┌─ Data to process
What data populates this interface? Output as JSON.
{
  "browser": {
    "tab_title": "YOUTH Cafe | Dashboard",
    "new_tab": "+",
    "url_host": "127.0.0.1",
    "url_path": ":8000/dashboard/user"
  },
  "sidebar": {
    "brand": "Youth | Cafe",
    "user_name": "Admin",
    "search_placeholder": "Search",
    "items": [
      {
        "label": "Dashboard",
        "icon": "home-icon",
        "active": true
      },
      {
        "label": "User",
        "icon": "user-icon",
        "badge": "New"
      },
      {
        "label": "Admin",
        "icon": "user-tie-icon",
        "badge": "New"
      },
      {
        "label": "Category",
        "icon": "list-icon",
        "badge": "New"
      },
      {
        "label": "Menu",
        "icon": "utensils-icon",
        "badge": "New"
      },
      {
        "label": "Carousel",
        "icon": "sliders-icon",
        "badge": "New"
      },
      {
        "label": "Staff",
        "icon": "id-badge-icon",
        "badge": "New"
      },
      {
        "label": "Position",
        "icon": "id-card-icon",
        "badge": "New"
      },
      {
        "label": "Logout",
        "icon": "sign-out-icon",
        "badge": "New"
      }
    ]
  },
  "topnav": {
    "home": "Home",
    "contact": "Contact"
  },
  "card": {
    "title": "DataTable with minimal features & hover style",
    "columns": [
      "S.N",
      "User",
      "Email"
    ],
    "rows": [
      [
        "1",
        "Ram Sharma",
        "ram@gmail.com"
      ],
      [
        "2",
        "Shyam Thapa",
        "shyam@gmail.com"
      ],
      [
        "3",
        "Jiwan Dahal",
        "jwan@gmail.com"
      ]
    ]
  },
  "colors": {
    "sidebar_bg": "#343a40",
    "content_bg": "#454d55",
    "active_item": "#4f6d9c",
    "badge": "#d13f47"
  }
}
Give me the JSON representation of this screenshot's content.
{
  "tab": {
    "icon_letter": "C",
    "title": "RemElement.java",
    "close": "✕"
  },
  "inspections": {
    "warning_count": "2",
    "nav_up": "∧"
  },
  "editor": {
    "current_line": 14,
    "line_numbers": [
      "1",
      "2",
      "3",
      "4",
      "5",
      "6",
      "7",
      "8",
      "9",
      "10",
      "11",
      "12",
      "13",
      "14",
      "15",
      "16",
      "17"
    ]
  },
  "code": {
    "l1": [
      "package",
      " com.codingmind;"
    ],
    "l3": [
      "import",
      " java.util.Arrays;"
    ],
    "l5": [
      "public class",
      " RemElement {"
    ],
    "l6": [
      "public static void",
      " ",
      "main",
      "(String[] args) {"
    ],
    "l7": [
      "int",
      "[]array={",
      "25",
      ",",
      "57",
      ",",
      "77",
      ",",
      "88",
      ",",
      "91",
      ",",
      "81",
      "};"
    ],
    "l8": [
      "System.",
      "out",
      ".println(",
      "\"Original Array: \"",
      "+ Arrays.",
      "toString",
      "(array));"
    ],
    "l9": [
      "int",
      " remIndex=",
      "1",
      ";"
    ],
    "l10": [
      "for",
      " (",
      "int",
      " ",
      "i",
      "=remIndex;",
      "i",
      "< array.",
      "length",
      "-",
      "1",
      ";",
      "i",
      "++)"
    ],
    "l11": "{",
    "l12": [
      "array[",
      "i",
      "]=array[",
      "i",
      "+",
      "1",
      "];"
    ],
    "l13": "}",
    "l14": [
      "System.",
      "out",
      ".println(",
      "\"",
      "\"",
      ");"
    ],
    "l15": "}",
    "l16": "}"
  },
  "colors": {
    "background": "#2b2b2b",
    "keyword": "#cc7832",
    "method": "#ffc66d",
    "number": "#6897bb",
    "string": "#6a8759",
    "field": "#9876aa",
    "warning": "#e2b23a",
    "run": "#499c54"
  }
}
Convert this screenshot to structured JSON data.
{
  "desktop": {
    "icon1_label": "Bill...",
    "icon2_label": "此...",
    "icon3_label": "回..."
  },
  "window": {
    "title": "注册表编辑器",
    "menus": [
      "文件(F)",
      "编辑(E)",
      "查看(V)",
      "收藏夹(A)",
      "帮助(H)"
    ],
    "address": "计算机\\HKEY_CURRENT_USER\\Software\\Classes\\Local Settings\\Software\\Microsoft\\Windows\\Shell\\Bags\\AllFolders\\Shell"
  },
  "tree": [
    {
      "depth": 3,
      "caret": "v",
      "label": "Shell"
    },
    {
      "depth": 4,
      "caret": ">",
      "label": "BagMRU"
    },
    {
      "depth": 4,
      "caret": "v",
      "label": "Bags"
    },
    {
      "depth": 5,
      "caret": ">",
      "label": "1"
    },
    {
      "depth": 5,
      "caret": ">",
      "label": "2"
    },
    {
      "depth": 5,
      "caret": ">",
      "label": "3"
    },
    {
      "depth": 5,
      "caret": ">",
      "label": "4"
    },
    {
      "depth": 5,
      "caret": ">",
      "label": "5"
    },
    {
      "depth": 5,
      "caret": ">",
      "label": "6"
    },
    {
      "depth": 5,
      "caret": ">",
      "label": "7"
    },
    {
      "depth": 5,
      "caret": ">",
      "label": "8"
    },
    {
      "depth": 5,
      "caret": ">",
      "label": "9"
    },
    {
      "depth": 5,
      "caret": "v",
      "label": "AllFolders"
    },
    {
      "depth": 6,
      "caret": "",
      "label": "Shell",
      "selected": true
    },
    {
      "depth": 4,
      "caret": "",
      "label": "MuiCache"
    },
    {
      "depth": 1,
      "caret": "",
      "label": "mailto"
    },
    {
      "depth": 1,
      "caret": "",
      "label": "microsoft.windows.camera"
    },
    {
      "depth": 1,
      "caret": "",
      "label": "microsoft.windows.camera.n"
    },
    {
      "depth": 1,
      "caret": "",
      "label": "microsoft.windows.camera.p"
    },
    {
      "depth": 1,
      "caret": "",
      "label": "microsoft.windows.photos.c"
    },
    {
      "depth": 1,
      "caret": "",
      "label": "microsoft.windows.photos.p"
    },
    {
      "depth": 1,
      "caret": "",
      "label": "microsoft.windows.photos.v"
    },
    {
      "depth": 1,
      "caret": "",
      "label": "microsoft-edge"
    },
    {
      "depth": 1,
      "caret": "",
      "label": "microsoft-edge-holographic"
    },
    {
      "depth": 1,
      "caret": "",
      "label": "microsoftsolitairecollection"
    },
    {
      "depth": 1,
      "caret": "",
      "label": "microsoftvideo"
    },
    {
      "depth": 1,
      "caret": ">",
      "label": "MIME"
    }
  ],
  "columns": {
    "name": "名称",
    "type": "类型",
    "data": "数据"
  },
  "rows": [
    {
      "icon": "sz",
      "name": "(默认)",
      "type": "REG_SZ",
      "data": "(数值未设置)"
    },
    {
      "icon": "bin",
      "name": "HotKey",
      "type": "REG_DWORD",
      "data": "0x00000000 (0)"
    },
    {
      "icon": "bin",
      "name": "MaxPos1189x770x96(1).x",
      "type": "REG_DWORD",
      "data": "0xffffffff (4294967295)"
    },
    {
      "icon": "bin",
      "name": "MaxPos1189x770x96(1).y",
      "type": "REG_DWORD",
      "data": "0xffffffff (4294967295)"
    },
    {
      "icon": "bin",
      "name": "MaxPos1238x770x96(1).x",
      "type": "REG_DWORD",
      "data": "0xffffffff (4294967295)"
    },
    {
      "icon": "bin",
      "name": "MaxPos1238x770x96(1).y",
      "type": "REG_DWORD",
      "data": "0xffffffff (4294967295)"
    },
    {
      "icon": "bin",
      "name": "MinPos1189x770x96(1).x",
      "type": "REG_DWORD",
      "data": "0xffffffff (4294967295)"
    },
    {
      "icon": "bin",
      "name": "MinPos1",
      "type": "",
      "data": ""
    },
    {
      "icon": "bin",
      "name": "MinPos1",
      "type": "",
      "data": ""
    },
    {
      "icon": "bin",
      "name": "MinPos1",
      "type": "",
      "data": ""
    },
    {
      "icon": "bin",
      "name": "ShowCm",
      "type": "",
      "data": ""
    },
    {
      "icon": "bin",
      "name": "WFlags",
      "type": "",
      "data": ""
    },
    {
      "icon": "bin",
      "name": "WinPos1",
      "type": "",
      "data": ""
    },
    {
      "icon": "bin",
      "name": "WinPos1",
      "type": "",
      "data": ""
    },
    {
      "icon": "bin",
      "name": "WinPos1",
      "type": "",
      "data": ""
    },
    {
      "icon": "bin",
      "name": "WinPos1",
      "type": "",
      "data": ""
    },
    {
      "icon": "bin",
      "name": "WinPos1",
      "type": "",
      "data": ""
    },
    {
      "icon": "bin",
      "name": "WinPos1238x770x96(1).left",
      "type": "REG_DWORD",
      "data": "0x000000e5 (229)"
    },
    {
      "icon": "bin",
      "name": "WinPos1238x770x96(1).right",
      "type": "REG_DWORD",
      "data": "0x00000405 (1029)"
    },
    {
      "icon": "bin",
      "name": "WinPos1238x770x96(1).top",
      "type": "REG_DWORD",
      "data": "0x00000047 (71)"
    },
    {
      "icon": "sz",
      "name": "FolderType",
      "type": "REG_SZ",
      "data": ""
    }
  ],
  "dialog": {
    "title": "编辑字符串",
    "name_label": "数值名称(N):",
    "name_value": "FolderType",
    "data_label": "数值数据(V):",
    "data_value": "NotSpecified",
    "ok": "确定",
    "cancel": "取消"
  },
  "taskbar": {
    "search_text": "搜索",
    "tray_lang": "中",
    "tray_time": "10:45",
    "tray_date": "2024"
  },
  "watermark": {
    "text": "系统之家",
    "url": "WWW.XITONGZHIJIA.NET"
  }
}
└─
● What to work on
Take each line containing the string "photos" and copy it out.

● The response
      "label": "microsoft.windows.photos.c"
      "label": "microsoft.windows.photos.p"
      "label": "microsoft.windows.photos.v"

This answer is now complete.